WHAT IS NEEDED
A single number is wanted: how many lines of the data below include the string "common"?

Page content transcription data
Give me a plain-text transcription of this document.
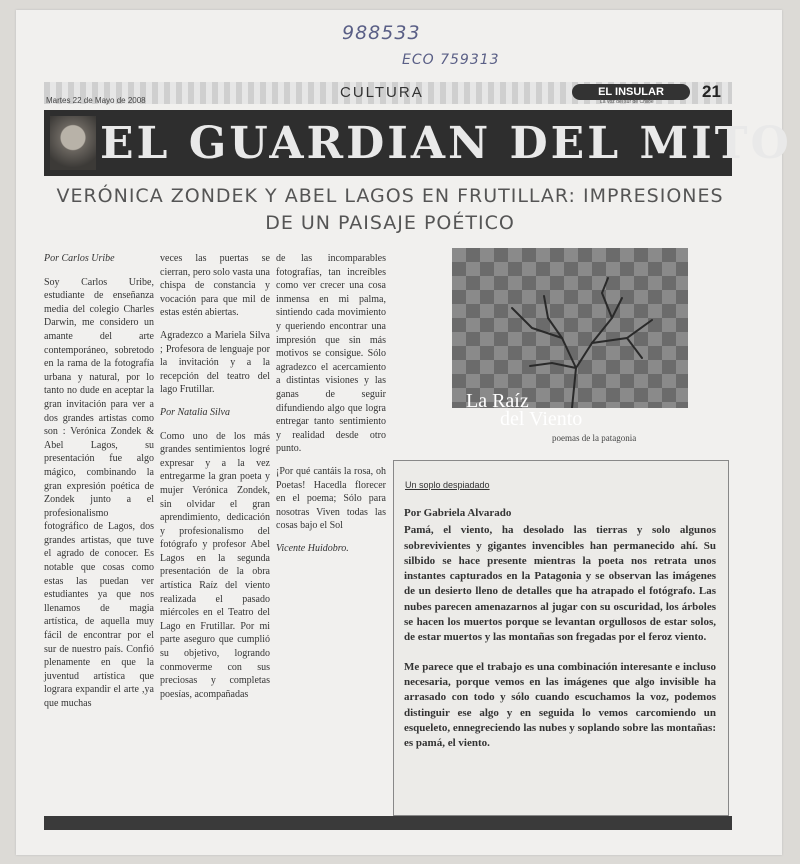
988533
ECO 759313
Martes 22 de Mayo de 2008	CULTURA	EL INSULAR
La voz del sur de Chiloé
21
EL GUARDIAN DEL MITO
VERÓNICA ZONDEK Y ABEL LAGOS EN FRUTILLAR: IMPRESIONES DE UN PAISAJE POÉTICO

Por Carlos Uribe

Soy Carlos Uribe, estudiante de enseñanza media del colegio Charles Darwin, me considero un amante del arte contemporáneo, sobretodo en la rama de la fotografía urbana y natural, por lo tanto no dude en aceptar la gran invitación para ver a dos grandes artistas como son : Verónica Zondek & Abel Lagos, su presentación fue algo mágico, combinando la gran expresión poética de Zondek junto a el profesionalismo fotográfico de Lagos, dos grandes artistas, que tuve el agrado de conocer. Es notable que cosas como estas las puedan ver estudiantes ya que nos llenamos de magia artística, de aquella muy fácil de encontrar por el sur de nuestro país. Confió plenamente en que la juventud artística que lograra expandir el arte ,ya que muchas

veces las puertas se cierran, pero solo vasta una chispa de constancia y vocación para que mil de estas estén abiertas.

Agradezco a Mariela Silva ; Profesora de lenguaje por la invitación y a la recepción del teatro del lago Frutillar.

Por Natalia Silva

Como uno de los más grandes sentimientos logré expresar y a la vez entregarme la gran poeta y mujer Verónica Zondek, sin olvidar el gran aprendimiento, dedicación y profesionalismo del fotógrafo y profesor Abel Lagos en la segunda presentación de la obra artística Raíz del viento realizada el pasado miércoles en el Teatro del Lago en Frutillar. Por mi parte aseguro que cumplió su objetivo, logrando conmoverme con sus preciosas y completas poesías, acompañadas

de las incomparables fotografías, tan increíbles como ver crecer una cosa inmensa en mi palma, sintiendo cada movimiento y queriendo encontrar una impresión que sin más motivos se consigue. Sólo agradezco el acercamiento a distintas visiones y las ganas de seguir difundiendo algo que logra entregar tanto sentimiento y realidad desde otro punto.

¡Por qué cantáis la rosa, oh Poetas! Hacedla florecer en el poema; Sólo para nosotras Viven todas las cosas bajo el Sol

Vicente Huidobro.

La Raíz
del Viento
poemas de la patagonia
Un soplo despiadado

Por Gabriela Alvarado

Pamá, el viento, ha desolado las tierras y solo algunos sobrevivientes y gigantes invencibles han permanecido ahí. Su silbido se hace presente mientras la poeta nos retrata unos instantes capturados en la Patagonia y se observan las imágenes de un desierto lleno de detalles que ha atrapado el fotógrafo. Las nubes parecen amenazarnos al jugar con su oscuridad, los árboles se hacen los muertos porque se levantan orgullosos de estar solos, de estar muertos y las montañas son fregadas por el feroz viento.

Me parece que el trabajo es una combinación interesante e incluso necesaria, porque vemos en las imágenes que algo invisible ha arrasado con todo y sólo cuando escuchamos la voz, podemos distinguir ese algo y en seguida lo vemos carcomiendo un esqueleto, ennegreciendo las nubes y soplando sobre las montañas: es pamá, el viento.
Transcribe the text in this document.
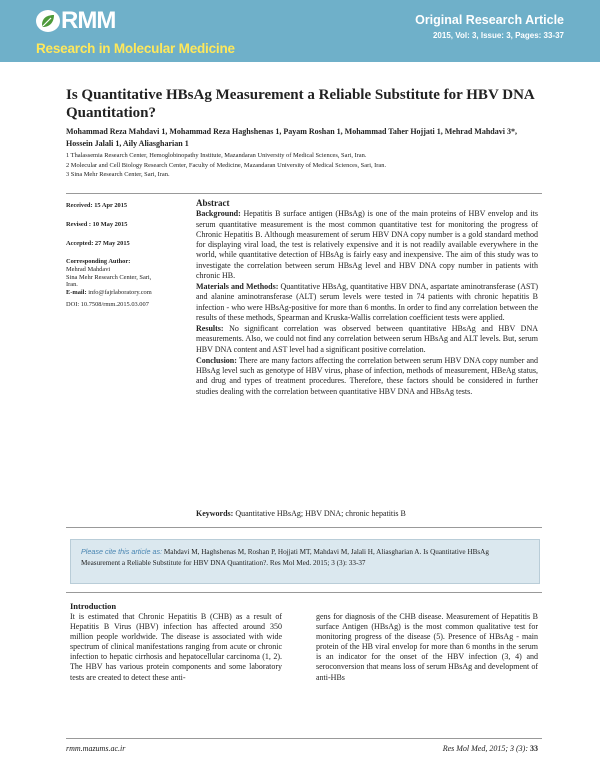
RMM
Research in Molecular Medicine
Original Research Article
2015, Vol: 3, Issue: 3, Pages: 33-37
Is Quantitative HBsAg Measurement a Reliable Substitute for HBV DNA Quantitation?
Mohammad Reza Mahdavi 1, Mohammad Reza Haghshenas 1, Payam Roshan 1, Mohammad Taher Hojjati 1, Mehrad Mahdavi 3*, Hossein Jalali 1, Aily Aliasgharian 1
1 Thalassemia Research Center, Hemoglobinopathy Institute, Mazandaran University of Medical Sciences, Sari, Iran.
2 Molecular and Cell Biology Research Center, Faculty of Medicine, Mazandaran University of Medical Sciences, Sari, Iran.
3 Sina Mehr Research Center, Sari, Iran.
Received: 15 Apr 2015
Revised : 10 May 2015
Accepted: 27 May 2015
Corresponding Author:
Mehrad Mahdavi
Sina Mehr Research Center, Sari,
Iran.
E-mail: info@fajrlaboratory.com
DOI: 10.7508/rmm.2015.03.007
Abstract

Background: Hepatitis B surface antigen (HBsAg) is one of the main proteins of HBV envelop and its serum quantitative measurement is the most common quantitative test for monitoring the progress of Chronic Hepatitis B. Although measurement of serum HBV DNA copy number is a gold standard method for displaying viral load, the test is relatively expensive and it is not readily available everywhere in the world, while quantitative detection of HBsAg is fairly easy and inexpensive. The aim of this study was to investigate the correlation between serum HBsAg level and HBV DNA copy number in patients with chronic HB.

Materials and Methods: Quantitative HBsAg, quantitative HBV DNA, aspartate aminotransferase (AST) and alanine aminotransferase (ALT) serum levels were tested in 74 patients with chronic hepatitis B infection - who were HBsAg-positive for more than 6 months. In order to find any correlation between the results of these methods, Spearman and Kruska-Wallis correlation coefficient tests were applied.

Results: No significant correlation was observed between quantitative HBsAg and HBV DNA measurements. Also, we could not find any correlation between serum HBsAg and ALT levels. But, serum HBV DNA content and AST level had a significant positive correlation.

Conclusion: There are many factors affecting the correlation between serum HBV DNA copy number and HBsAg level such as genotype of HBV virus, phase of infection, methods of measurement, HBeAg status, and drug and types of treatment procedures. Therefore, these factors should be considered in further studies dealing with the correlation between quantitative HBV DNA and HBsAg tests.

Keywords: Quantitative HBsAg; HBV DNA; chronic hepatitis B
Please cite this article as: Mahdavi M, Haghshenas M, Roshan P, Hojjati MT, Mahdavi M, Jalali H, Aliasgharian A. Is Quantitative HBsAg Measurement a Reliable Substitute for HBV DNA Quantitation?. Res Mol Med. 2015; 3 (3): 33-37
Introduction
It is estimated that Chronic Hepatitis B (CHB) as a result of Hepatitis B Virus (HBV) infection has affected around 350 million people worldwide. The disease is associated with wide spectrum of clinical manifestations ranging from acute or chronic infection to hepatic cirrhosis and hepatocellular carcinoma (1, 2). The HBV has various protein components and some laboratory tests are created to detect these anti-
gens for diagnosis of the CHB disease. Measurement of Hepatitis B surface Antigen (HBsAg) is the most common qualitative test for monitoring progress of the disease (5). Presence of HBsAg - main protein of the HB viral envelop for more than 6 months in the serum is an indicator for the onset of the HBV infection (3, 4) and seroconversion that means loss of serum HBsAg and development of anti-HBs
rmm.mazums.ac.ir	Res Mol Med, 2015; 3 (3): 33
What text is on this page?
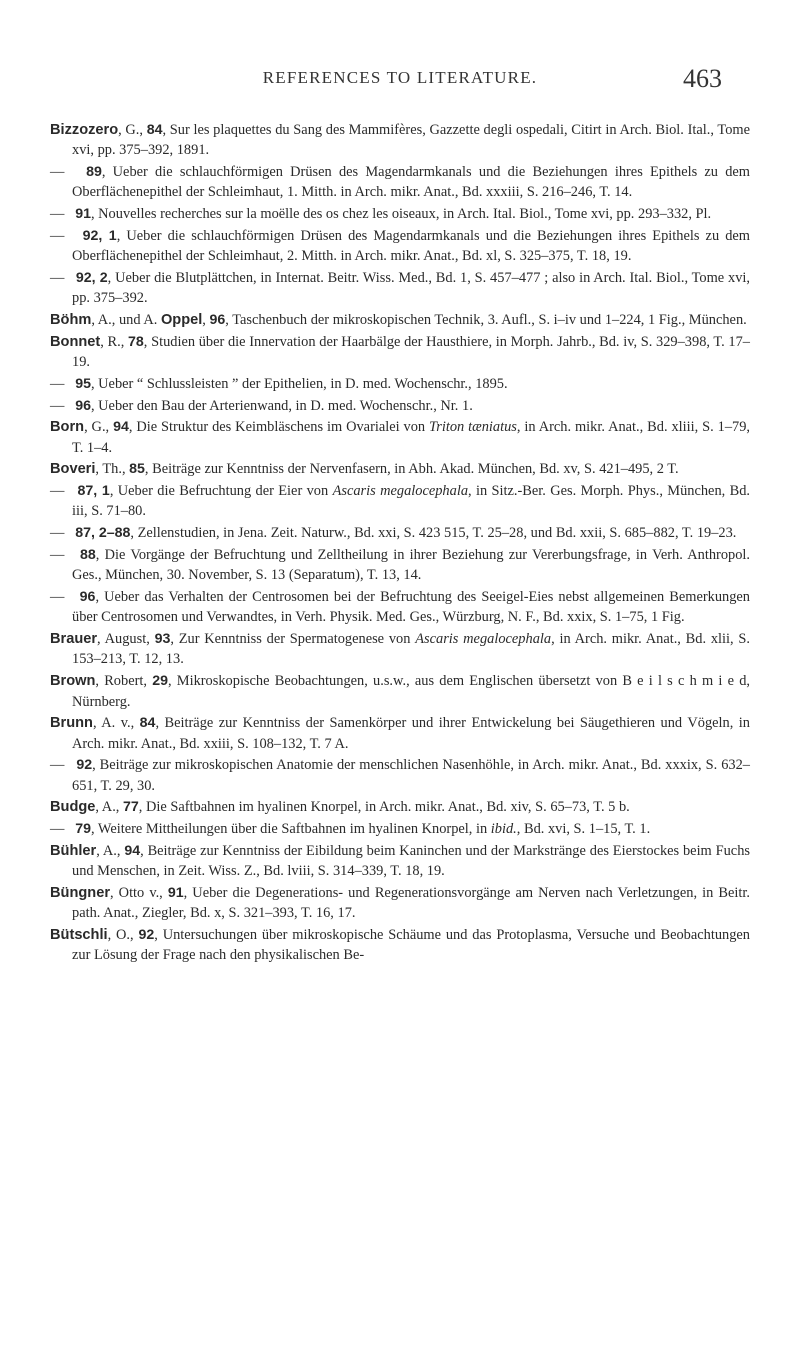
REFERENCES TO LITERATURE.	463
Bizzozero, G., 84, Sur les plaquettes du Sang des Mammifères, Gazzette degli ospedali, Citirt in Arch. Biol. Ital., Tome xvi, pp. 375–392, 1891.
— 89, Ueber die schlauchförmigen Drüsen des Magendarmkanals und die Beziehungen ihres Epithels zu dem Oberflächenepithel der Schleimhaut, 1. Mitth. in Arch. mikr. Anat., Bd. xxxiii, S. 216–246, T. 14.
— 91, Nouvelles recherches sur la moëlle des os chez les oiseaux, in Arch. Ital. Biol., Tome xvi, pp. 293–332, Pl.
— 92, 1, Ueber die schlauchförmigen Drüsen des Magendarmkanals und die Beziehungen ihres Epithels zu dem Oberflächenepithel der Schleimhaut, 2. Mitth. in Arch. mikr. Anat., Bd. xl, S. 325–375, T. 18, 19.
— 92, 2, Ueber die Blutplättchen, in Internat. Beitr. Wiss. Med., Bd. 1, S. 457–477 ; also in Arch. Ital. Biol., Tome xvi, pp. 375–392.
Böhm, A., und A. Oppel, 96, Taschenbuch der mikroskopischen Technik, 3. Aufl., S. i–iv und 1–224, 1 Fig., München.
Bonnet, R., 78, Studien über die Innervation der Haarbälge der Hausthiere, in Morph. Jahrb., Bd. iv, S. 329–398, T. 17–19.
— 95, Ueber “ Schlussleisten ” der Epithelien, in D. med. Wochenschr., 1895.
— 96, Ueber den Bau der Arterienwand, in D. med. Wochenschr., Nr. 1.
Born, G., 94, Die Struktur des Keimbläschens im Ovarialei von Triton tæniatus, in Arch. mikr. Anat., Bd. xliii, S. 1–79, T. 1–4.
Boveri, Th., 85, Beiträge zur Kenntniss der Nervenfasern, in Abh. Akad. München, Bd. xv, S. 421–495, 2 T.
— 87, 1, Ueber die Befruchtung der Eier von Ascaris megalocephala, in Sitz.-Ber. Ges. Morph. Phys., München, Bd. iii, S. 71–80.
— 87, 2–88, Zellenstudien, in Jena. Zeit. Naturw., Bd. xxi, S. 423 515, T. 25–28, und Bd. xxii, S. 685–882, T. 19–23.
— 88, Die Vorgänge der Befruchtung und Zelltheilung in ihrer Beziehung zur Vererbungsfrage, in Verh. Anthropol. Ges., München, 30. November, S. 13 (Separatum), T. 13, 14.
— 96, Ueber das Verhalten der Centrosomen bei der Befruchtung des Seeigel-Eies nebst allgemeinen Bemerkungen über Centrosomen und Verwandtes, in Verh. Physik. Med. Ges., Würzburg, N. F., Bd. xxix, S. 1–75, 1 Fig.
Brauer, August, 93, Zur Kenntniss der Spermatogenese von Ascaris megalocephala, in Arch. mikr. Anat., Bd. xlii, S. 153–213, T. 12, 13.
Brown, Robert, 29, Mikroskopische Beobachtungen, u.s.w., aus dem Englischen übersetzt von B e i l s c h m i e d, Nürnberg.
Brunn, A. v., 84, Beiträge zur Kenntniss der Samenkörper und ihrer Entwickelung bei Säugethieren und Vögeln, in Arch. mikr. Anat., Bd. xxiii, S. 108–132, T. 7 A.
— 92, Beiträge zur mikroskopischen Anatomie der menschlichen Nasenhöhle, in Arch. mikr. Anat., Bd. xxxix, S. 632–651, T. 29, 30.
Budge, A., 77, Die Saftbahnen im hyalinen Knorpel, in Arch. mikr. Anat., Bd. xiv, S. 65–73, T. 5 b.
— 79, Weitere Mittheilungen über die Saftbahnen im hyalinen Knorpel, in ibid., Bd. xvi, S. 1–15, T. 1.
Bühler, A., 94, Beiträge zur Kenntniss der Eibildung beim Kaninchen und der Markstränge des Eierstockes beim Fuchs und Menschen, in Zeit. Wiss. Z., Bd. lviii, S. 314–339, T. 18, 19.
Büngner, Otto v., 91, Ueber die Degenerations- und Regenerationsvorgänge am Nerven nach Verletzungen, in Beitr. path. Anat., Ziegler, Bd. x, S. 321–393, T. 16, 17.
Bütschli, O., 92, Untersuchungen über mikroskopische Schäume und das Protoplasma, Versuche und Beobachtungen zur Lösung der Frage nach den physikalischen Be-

EXERCISE ANSWER
2